- GIVEN REQUEST -
Write out all of the data exactly as it appears.
[START DATA RECORDS]
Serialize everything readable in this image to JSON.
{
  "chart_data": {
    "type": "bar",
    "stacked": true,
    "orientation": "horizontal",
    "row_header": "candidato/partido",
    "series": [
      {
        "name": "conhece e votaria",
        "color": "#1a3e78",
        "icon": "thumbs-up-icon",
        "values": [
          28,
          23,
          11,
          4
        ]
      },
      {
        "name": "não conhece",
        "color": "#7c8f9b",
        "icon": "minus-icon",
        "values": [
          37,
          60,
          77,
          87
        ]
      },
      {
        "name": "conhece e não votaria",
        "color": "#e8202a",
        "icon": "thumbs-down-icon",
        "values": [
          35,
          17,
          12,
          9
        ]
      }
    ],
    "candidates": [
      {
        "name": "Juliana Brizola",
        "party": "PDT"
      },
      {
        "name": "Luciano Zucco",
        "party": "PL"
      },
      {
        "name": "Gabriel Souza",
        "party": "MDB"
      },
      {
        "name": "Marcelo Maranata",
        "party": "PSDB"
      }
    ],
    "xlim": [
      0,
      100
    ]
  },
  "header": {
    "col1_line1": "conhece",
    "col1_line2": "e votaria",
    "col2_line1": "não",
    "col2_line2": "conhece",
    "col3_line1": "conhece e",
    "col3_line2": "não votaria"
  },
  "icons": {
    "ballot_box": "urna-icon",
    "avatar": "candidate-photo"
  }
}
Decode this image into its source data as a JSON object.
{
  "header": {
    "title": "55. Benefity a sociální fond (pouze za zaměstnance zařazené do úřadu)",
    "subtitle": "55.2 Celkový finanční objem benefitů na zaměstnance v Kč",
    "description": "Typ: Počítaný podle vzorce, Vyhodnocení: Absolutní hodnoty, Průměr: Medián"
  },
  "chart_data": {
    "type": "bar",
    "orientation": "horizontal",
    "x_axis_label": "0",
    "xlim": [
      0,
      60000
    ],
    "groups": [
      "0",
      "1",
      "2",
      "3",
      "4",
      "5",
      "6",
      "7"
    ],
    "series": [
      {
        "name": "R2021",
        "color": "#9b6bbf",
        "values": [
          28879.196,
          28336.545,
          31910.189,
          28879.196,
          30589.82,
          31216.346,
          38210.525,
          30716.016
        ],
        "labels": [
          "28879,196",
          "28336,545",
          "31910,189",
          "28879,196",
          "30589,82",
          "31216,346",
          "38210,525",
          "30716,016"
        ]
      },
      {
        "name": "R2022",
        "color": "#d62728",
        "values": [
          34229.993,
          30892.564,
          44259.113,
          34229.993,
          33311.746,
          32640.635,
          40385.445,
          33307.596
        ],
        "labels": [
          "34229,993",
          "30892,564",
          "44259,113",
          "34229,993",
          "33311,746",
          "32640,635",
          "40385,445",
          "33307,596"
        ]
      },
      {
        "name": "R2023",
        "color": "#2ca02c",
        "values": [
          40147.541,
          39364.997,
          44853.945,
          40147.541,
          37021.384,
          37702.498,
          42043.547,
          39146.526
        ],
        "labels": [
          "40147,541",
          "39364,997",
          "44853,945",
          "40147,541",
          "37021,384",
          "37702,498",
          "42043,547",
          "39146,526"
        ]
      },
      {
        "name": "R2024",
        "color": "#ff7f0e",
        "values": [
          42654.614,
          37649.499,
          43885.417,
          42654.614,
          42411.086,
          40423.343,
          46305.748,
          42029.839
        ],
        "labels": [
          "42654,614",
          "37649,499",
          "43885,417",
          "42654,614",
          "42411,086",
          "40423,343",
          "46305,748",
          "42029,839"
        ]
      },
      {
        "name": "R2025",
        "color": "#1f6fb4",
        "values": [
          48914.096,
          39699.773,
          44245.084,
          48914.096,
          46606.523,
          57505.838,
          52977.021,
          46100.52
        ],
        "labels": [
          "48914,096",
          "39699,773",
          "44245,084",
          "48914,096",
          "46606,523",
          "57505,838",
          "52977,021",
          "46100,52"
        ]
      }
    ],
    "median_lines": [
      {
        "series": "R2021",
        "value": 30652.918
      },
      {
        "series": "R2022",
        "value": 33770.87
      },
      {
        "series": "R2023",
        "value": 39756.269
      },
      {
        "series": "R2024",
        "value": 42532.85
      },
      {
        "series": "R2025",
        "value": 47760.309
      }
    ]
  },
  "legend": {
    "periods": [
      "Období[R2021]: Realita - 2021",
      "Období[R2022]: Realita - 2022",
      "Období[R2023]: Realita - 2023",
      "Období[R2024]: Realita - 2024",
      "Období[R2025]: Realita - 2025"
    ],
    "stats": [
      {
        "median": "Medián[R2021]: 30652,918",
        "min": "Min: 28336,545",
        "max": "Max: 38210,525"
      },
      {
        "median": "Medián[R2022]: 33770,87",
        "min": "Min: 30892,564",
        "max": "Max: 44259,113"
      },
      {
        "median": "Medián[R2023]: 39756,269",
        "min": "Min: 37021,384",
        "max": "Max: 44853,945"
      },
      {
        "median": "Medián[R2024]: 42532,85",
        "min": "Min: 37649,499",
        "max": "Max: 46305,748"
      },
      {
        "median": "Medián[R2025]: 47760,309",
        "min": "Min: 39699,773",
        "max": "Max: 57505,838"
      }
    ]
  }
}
[END DATA RECORDS]
- THE SOLUTION -
Serialize everything readable in this image to JSON.
{
  "chart_data": {
    "type": "bar",
    "stacked": true,
    "orientation": "horizontal",
    "row_header": "candidato/partido",
    "series": [
      {
        "name": "conhece e votaria",
        "color": "#1a3e78",
        "icon": "thumbs-up-icon",
        "values": [
          28,
          23,
          11,
          4
        ]
      },
      {
        "name": "não conhece",
        "color": "#7c8f9b",
        "icon": "minus-icon",
        "values": [
          37,
          60,
          77,
          87
        ]
      },
      {
        "name": "conhece e não votaria",
        "color": "#e8202a",
        "icon": "thumbs-down-icon",
        "values": [
          35,
          17,
          12,
          9
        ]
      }
    ],
    "candidates": [
      {
        "name": "Juliana Brizola",
        "party": "PDT"
      },
      {
        "name": "Luciano Zucco",
        "party": "PL"
      },
      {
        "name": "Gabriel Souza",
        "party": "MDB"
      },
      {
        "name": "Marcelo Maranata",
        "party": "PSDB"
      }
    ],
    "xlim": [
      0,
      100
    ]
  },
  "header": {
    "col1_line1": "conhece",
    "col1_line2": "e votaria",
    "col2_line1": "não",
    "col2_line2": "conhece",
    "col3_line1": "conhece e",
    "col3_line2": "não votaria"
  },
  "icons": {
    "ballot_box": "urna-icon",
    "avatar": "candidate-photo"
  }
}
Decode this image into its source data as a JSON object.
{
  "header": {
    "title": "55. Benefity a sociální fond (pouze za zaměstnance zařazené do úřadu)",
    "subtitle": "55.2 Celkový finanční objem benefitů na zaměstnance v Kč",
    "description": "Typ: Počítaný podle vzorce, Vyhodnocení: Absolutní hodnoty, Průměr: Medián"
  },
  "chart_data": {
    "type": "bar",
    "orientation": "horizontal",
    "x_axis_label": "0",
    "xlim": [
      0,
      60000
    ],
    "groups": [
      "0",
      "1",
      "2",
      "3",
      "4",
      "5",
      "6",
      "7"
    ],
    "series": [
      {
        "name": "R2021",
        "color": "#9b6bbf",
        "values": [
          28879.196,
          28336.545,
          31910.189,
          28879.196,
          30589.82,
          31216.346,
          38210.525,
          30716.016
        ],
        "labels": [
          "28879,196",
          "28336,545",
          "31910,189",
          "28879,196",
          "30589,82",
          "31216,346",
          "38210,525",
          "30716,016"
        ]
      },
      {
        "name": "R2022",
        "color": "#d62728",
        "values": [
          34229.993,
          30892.564,
          44259.113,
          34229.993,
          33311.746,
          32640.635,
          40385.445,
          33307.596
        ],
        "labels": [
          "34229,993",
          "30892,564",
          "44259,113",
          "34229,993",
          "33311,746",
          "32640,635",
          "40385,445",
          "33307,596"
        ]
      },
      {
        "name": "R2023",
        "color": "#2ca02c",
        "values": [
          40147.541,
          39364.997,
          44853.945,
          40147.541,
          37021.384,
          37702.498,
          42043.547,
          39146.526
        ],
        "labels": [
          "40147,541",
          "39364,997",
          "44853,945",
          "40147,541",
          "37021,384",
          "37702,498",
          "42043,547",
          "39146,526"
        ]
      },
      {
        "name": "R2024",
        "color": "#ff7f0e",
        "values": [
          42654.614,
          37649.499,
          43885.417,
          42654.614,
          42411.086,
          40423.343,
          46305.748,
          42029.839
        ],
        "labels": [
          "42654,614",
          "37649,499",
          "43885,417",
          "42654,614",
          "42411,086",
          "40423,343",
          "46305,748",
          "42029,839"
        ]
      },
      {
        "name": "R2025",
        "color": "#1f6fb4",
        "values": [
          48914.096,
          39699.773,
          44245.084,
          48914.096,
          46606.523,
          57505.838,
          52977.021,
          46100.52
        ],
        "labels": [
          "48914,096",
          "39699,773",
          "44245,084",
          "48914,096",
          "46606,523",
          "57505,838",
          "52977,021",
          "46100,52"
        ]
      }
    ],
    "median_lines": [
      {
        "series": "R2021",
        "value": 30652.918
      },
      {
        "series": "R2022",
        "value": 33770.87
      },
      {
        "series": "R2023",
        "value": 39756.269
      },
      {
        "series": "R2024",
        "value": 42532.85
      },
      {
        "series": "R2025",
        "value": 47760.309
      }
    ]
  },
  "legend": {
    "periods": [
      "Období[R2021]: Realita - 2021",
      "Období[R2022]: Realita - 2022",
      "Období[R2023]: Realita - 2023",
      "Období[R2024]: Realita - 2024",
      "Období[R2025]: Realita - 2025"
    ],
    "stats": [
      {
        "median": "Medián[R2021]: 30652,918",
        "min": "Min: 28336,545",
        "max": "Max: 38210,525"
      },
      {
        "median": "Medián[R2022]: 33770,87",
        "min": "Min: 30892,564",
        "max": "Max: 44259,113"
      },
      {
        "median": "Medián[R2023]: 39756,269",
        "min": "Min: 37021,384",
        "max": "Max: 44853,945"
      },
      {
        "median": "Medián[R2024]: 42532,85",
        "min": "Min: 37649,499",
        "max": "Max: 46305,748"
      },
      {
        "median": "Medián[R2025]: 47760,309",
        "min": "Min: 39699,773",
        "max": "Max: 57505,838"
      }
    ]
  }
}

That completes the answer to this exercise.